Pull out every line below that contains the word "title".

## BEGIN DATA PROVIDED

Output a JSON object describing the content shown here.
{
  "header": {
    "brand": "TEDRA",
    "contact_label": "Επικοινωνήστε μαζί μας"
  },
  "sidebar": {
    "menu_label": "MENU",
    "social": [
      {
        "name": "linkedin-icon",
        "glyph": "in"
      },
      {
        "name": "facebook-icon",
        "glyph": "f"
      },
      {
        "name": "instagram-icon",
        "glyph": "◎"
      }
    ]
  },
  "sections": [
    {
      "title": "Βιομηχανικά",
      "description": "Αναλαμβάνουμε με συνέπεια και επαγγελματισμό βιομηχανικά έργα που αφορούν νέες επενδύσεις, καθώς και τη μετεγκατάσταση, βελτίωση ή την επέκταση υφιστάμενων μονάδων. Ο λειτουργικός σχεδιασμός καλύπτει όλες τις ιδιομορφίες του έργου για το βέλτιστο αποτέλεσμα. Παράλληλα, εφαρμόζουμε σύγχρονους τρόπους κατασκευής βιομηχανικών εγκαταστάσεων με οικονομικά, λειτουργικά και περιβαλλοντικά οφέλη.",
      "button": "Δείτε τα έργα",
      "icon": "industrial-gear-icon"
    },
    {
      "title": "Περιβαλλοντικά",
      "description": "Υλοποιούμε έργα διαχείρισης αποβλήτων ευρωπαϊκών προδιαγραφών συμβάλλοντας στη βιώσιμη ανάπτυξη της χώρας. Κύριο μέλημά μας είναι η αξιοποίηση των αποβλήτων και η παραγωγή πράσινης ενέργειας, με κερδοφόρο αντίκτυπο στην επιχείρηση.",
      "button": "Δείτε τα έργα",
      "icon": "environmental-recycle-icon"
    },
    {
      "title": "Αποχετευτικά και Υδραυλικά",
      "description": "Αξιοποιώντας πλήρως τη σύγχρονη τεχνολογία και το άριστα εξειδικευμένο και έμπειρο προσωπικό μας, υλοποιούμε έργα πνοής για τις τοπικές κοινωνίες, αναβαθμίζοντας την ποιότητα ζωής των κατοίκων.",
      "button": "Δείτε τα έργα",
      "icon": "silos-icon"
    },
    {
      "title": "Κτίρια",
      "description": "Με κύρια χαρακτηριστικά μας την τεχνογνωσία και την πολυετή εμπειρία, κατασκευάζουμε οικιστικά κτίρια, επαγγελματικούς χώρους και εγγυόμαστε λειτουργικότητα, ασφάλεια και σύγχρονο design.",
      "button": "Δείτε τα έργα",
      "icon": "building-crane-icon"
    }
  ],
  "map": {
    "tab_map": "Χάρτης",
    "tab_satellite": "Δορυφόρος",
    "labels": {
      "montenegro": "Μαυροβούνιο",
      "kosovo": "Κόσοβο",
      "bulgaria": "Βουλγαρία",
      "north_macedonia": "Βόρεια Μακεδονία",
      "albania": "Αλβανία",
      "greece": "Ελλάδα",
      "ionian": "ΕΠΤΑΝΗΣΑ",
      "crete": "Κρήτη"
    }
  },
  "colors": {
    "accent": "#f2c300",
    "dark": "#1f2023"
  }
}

## END DATA PROVIDED

CORRECT ANSWER:
      "title": "Βιομηχανικά",
      "title": "Περιβαλλοντικά",
      "title": "Αποχετευτικά και Υδραυλικά",
      "title": "Κτίρια",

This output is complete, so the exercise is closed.